→ **Excerpted records**

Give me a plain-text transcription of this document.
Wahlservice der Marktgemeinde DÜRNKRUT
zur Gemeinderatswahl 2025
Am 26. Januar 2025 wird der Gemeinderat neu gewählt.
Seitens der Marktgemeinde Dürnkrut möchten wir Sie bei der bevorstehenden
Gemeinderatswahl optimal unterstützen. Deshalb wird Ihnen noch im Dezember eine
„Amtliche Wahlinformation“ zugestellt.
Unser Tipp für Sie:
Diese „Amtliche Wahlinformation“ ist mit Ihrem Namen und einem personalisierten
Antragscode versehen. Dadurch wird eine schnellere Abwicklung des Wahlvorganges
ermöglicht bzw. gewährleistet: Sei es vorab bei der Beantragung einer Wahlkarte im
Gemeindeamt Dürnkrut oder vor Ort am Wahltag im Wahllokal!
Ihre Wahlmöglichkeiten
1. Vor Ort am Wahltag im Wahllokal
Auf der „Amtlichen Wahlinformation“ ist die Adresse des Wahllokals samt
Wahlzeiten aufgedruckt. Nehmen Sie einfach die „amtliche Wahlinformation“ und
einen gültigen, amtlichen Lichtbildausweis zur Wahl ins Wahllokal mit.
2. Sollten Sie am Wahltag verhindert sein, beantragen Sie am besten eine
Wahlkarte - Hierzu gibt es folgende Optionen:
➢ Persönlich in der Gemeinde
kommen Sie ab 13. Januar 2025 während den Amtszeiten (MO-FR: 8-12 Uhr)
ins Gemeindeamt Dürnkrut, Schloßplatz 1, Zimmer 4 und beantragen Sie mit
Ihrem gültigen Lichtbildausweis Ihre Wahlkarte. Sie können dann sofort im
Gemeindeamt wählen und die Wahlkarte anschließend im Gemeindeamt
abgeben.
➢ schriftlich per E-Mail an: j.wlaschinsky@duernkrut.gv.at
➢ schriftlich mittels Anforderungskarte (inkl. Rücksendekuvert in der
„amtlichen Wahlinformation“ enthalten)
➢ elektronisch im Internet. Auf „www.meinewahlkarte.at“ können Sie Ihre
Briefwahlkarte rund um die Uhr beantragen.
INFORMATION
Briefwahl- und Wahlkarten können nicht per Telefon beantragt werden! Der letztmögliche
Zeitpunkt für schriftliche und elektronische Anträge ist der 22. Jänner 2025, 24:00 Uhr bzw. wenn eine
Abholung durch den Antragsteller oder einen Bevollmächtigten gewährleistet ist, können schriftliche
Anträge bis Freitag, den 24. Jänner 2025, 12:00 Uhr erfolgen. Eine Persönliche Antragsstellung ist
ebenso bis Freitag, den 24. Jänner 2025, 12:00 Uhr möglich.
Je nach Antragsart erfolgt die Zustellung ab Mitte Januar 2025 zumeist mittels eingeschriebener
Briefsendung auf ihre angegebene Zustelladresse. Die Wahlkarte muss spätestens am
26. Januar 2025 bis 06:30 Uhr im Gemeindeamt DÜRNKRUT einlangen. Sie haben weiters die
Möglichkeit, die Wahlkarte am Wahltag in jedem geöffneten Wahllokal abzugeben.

→ **Instructions to follow**
From the listing above, copy every line that includes the word "Wahlinformation".

→ **Finished task**
„Amtliche Wahlinformation“ zugestellt.
Diese „Amtliche Wahlinformation“ ist mit Ihrem Namen und einem personalisierten
Auf der „Amtlichen Wahlinformation“ ist die Adresse des Wahllokals samt
Wahlzeiten aufgedruckt. Nehmen Sie einfach die „amtliche Wahlinformation“ und
„amtlichen Wahlinformation“ enthalten)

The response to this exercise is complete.